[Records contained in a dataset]

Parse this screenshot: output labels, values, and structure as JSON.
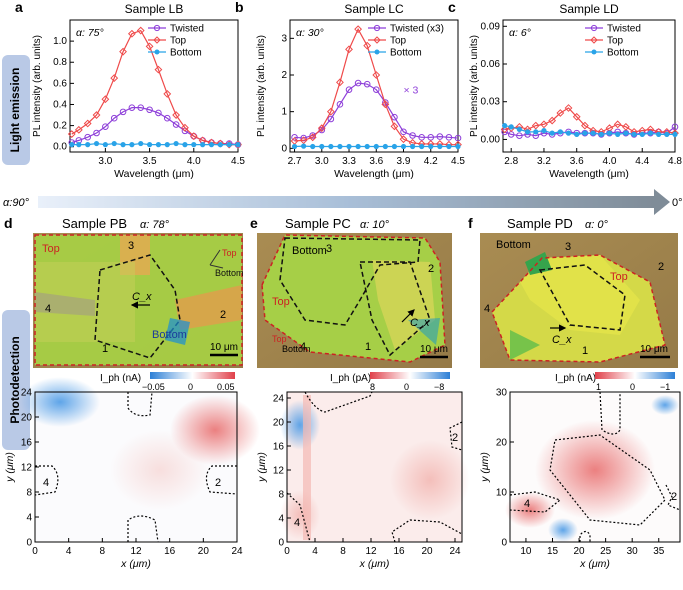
{
  "row_labels": {
    "light_emission": "Light emission",
    "photodetection": "Photodetection"
  },
  "alpha_scale": {
    "left": "α:90°",
    "right": "0°"
  },
  "chart_data": [
    {
      "panel": "a",
      "type": "line",
      "title": "Sample LB",
      "annotation": "α: 75°",
      "xlabel": "Wavelength (μm)",
      "ylabel": "PL intensity (arb. units)",
      "xlim": [
        2.6,
        4.5
      ],
      "ylim": [
        -0.05,
        1.2
      ],
      "xticks": [
        3.0,
        3.5,
        4.0,
        4.5
      ],
      "xtick_labels": [
        "3.0",
        "3.5",
        "4.0",
        "4.5"
      ],
      "yticks": [
        0.0,
        0.2,
        0.4,
        0.6,
        0.8,
        1.0
      ],
      "ytick_labels": [
        "0.0",
        "0.2",
        "0.4",
        "0.6",
        "0.8",
        "1.0"
      ],
      "legend": {
        "placement": "top-right"
      },
      "series": [
        {
          "name": "Twisted",
          "color": "#8e3fd9",
          "marker": "circle",
          "x": [
            2.62,
            2.7,
            2.8,
            2.9,
            3.0,
            3.1,
            3.2,
            3.3,
            3.4,
            3.5,
            3.6,
            3.7,
            3.8,
            3.9,
            4.0,
            4.1,
            4.2,
            4.3,
            4.4,
            4.5
          ],
          "y": [
            0.04,
            0.06,
            0.09,
            0.13,
            0.19,
            0.27,
            0.33,
            0.37,
            0.37,
            0.35,
            0.32,
            0.27,
            0.21,
            0.15,
            0.1,
            0.06,
            0.04,
            0.03,
            0.03,
            0.02
          ]
        },
        {
          "name": "Top",
          "color": "#ef4a4a",
          "marker": "diamond",
          "x": [
            2.62,
            2.7,
            2.8,
            2.9,
            3.0,
            3.1,
            3.2,
            3.3,
            3.4,
            3.5,
            3.6,
            3.7,
            3.8,
            3.9,
            4.0,
            4.1,
            4.2,
            4.3,
            4.4,
            4.5
          ],
          "y": [
            0.12,
            0.16,
            0.22,
            0.3,
            0.45,
            0.65,
            0.9,
            1.07,
            1.1,
            0.95,
            0.73,
            0.5,
            0.3,
            0.18,
            0.1,
            0.06,
            0.04,
            0.03,
            0.02,
            0.02
          ]
        },
        {
          "name": "Bottom",
          "color": "#29a3e8",
          "marker": "circle",
          "x": [
            2.62,
            2.7,
            2.8,
            2.9,
            3.0,
            3.1,
            3.2,
            3.3,
            3.4,
            3.5,
            3.6,
            3.7,
            3.8,
            3.9,
            4.0,
            4.1,
            4.2,
            4.3,
            4.4,
            4.5
          ],
          "y": [
            0.02,
            0.02,
            0.02,
            0.03,
            0.02,
            0.03,
            0.02,
            0.02,
            0.03,
            0.02,
            0.02,
            0.02,
            0.03,
            0.02,
            0.02,
            0.02,
            0.02,
            0.02,
            0.02,
            0.02
          ]
        }
      ]
    },
    {
      "panel": "b",
      "type": "line",
      "title": "Sample LC",
      "annotation": "α: 30°",
      "note": "× 3",
      "xlabel": "Wavelength (μm)",
      "ylabel": "PL intensity (arb. units)",
      "xlim": [
        2.65,
        4.5
      ],
      "ylim": [
        -0.1,
        3.5
      ],
      "xticks": [
        2.7,
        3.0,
        3.3,
        3.6,
        3.9,
        4.2,
        4.5
      ],
      "xtick_labels": [
        "2.7",
        "3.0",
        "3.3",
        "3.6",
        "3.9",
        "4.2",
        "4.5"
      ],
      "yticks": [
        0,
        1,
        2,
        3
      ],
      "ytick_labels": [
        "0",
        "1",
        "2",
        "3"
      ],
      "legend": {
        "placement": "top-right"
      },
      "series": [
        {
          "name": "Twisted (x3)",
          "color": "#8e3fd9",
          "marker": "circle",
          "x": [
            2.7,
            2.8,
            2.9,
            3.0,
            3.1,
            3.2,
            3.3,
            3.4,
            3.5,
            3.6,
            3.7,
            3.8,
            3.9,
            4.0,
            4.1,
            4.2,
            4.3,
            4.4,
            4.5
          ],
          "y": [
            0.3,
            0.28,
            0.35,
            0.5,
            0.8,
            1.2,
            1.6,
            1.78,
            1.75,
            1.6,
            1.25,
            0.85,
            0.45,
            0.35,
            0.3,
            0.3,
            0.32,
            0.3,
            0.28
          ]
        },
        {
          "name": "Top",
          "color": "#ef4a4a",
          "marker": "diamond",
          "x": [
            2.7,
            2.8,
            2.9,
            3.0,
            3.1,
            3.2,
            3.3,
            3.4,
            3.5,
            3.6,
            3.7,
            3.8,
            3.9,
            4.0,
            4.1,
            4.2,
            4.3,
            4.4,
            4.5
          ],
          "y": [
            0.2,
            0.22,
            0.3,
            0.55,
            1.0,
            1.8,
            2.7,
            3.25,
            2.8,
            2.0,
            1.2,
            0.6,
            0.25,
            0.15,
            0.12,
            0.12,
            0.12,
            0.1,
            0.1
          ]
        },
        {
          "name": "Bottom",
          "color": "#29a3e8",
          "marker": "circle",
          "x": [
            2.7,
            2.8,
            2.9,
            3.0,
            3.1,
            3.2,
            3.3,
            3.4,
            3.5,
            3.6,
            3.7,
            3.8,
            3.9,
            4.0,
            4.1,
            4.2,
            4.3,
            4.4,
            4.5
          ],
          "y": [
            0.05,
            0.06,
            0.05,
            0.05,
            0.05,
            0.05,
            0.05,
            0.05,
            0.05,
            0.05,
            0.05,
            0.05,
            0.05,
            0.05,
            0.05,
            0.05,
            0.05,
            0.05,
            0.05
          ]
        }
      ]
    },
    {
      "panel": "c",
      "type": "line",
      "title": "Sample LD",
      "annotation": "α: 6°",
      "xlabel": "Wavelength (μm)",
      "ylabel": "PL intensity (arb. units)",
      "xlim": [
        2.7,
        4.8
      ],
      "ylim": [
        -0.01,
        0.095
      ],
      "xticks": [
        2.8,
        3.2,
        3.6,
        4.0,
        4.4,
        4.8
      ],
      "xtick_labels": [
        "2.8",
        "3.2",
        "3.6",
        "4.0",
        "4.4",
        "4.8"
      ],
      "yticks": [
        0.0,
        0.03,
        0.06,
        0.09
      ],
      "ytick_labels": [
        "0.00",
        "0.03",
        "0.06",
        "0.09"
      ],
      "legend": {
        "placement": "top-right"
      },
      "series": [
        {
          "name": "Twisted",
          "color": "#8e3fd9",
          "marker": "circle",
          "x": [
            2.72,
            2.8,
            2.9,
            3.0,
            3.1,
            3.2,
            3.3,
            3.4,
            3.5,
            3.6,
            3.7,
            3.8,
            3.9,
            4.0,
            4.1,
            4.2,
            4.3,
            4.4,
            4.5,
            4.6,
            4.7,
            4.8
          ],
          "y": [
            0.006,
            0.004,
            0.003,
            0.004,
            0.003,
            0.005,
            0.004,
            0.005,
            0.006,
            0.005,
            0.005,
            0.005,
            0.004,
            0.005,
            0.006,
            0.005,
            0.004,
            0.005,
            0.005,
            0.006,
            0.005,
            0.01
          ]
        },
        {
          "name": "Top",
          "color": "#ef4a4a",
          "marker": "diamond",
          "x": [
            2.72,
            2.8,
            2.9,
            3.0,
            3.1,
            3.2,
            3.3,
            3.4,
            3.5,
            3.6,
            3.7,
            3.8,
            3.9,
            4.0,
            4.1,
            4.2,
            4.3,
            4.4,
            4.5,
            4.6,
            4.7,
            4.8
          ],
          "y": [
            0.008,
            0.009,
            0.01,
            0.008,
            0.011,
            0.012,
            0.015,
            0.021,
            0.025,
            0.018,
            0.011,
            0.007,
            0.006,
            0.009,
            0.012,
            0.01,
            0.006,
            0.007,
            0.008,
            0.006,
            0.006,
            0.005
          ]
        },
        {
          "name": "Bottom",
          "color": "#29a3e8",
          "marker": "circle",
          "x": [
            2.72,
            2.8,
            2.9,
            3.0,
            3.1,
            3.2,
            3.3,
            3.4,
            3.5,
            3.6,
            3.7,
            3.8,
            3.9,
            4.0,
            4.1,
            4.2,
            4.3,
            4.4,
            4.5,
            4.6,
            4.7,
            4.8
          ],
          "y": [
            0.011,
            0.01,
            0.008,
            0.006,
            0.006,
            0.007,
            0.005,
            0.006,
            0.005,
            0.004,
            0.005,
            0.005,
            0.004,
            0.005,
            0.004,
            0.005,
            0.004,
            0.004,
            0.005,
            0.004,
            0.004,
            0.004
          ]
        }
      ]
    },
    {
      "panel": "d",
      "type": "heatmap",
      "title": "Sample PB",
      "annotation": "α: 78°",
      "xlabel": "x (μm)",
      "ylabel": "y (μm)",
      "xlim": [
        0,
        24
      ],
      "ylim": [
        0,
        24
      ],
      "xticks": [
        0,
        4,
        8,
        12,
        16,
        20,
        24
      ],
      "yticks": [
        0,
        4,
        8,
        12,
        16,
        20,
        24
      ],
      "colorbar": {
        "label": "I_ph (nA)",
        "min": -0.05,
        "max": 0.05,
        "tick_labels": [
          "−0.05",
          "0",
          "0.05"
        ],
        "low_color": "#2c7fd6",
        "high_color": "#e0404a"
      },
      "electrodes": [
        "1",
        "2",
        "3",
        "4"
      ],
      "image_labels": [
        "Top",
        "Bottom",
        "Top",
        "Bottom",
        "C_x",
        "10 μm",
        "1",
        "2",
        "3",
        "4"
      ],
      "map_labels": [
        "2",
        "4"
      ]
    },
    {
      "panel": "e",
      "type": "heatmap",
      "title": "Sample PC",
      "annotation": "α: 10°",
      "xlabel": "x (μm)",
      "ylabel": "y (μm)",
      "xlim": [
        0,
        25
      ],
      "ylim": [
        0,
        25
      ],
      "xticks": [
        0,
        4,
        8,
        12,
        16,
        20,
        24
      ],
      "yticks": [
        0,
        4,
        8,
        12,
        16,
        20,
        24
      ],
      "colorbar": {
        "label": "I_ph (pA)",
        "min": -8,
        "max": 8,
        "tick_labels": [
          "8",
          "0",
          "−8"
        ],
        "low_color": "#e0404a",
        "high_color": "#2c7fd6"
      },
      "image_labels": [
        "Bottom",
        "Top",
        "Top",
        "Bottom",
        "C_x",
        "10 μm",
        "1",
        "2",
        "3",
        "4"
      ],
      "map_labels": [
        "2",
        "4"
      ]
    },
    {
      "panel": "f",
      "type": "heatmap",
      "title": "Sample PD",
      "annotation": "α: 0°",
      "xlabel": "x (μm)",
      "ylabel": "y (μm)",
      "xlim": [
        7,
        39
      ],
      "ylim": [
        0,
        30
      ],
      "xticks": [
        10,
        15,
        20,
        25,
        30,
        35
      ],
      "yticks": [
        0,
        10,
        20,
        30
      ],
      "colorbar": {
        "label": "I_ph (nA)",
        "min": -1,
        "max": 1,
        "tick_labels": [
          "1",
          "0",
          "−1"
        ],
        "low_color": "#e0404a",
        "high_color": "#2c7fd6"
      },
      "image_labels": [
        "Bottom",
        "Top",
        "C_x",
        "10 μm",
        "1",
        "2",
        "3",
        "4"
      ],
      "map_labels": [
        "2",
        "4"
      ]
    }
  ]
}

** PROBLEM STATEMENT **
Go through the records above, find every line with the word "Sample", and list those lines.

** TASK SOLUTION **
      "title": "Sample LB",
      "title": "Sample LC",
      "title": "Sample LD",
      "title": "Sample PB",
      "title": "Sample PC",
      "title": "Sample PD",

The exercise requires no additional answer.